Start of Material for this task

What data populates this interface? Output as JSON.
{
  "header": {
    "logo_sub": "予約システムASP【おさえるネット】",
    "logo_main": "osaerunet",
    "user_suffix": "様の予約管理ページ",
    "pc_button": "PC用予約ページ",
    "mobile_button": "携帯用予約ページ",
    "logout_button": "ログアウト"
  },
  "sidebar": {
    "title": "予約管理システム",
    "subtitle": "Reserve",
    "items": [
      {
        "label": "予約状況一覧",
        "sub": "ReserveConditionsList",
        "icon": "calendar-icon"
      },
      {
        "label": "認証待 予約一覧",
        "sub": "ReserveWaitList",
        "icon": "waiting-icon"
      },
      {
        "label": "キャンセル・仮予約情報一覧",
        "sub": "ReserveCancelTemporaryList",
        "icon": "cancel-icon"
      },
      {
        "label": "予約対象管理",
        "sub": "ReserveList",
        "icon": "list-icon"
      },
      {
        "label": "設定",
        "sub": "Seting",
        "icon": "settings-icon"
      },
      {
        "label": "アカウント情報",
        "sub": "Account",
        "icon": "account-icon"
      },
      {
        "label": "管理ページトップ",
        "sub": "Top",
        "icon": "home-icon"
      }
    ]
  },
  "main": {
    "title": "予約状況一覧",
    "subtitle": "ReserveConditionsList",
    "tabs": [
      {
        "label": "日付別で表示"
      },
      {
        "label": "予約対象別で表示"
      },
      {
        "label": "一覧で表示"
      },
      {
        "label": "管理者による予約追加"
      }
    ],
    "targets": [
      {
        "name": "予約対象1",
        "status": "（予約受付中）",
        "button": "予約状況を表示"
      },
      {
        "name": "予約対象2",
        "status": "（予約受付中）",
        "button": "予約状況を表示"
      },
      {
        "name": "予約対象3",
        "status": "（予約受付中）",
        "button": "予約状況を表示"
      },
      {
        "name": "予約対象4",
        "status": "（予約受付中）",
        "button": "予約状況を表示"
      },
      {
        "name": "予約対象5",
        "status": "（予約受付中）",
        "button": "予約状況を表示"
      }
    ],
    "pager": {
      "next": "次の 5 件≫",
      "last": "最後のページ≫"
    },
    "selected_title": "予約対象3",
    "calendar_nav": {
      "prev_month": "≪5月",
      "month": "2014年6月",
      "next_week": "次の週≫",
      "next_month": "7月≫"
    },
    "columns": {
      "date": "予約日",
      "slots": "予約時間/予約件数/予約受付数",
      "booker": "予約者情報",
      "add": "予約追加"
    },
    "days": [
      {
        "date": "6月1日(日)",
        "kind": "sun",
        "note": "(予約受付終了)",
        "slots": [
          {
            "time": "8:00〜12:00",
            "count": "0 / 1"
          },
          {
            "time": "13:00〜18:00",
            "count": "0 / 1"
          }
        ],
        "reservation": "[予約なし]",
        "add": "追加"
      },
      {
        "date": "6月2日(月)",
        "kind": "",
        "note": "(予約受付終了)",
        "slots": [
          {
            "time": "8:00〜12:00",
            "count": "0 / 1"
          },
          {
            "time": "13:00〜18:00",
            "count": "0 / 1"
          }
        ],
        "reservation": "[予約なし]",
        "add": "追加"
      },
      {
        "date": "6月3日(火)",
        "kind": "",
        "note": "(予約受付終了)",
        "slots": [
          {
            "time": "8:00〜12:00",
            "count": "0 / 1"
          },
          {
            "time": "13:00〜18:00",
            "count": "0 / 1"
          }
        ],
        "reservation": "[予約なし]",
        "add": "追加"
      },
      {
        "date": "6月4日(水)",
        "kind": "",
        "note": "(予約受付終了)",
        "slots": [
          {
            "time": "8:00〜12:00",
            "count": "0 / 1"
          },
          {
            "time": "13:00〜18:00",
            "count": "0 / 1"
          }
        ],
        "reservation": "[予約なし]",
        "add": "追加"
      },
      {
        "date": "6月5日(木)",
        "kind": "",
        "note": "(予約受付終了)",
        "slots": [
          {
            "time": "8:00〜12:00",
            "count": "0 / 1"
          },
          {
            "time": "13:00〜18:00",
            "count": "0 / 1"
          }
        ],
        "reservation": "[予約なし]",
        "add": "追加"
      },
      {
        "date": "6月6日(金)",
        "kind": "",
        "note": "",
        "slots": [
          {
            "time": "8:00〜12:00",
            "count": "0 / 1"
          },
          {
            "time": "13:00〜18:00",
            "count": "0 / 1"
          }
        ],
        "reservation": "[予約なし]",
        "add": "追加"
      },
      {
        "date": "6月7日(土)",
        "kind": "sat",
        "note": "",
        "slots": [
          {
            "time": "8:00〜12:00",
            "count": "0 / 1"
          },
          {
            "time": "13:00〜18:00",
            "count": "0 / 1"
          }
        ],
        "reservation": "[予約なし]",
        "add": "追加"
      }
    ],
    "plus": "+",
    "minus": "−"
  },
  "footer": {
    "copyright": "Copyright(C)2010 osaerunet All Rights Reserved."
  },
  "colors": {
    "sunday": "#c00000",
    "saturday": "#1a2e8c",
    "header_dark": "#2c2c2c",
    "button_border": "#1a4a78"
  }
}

End of Material for this task

(Exercise directions): Determine the count of lines in the data above with the string "ReserveConditionsList" in them, and give that count alone.

(Output of the task): 2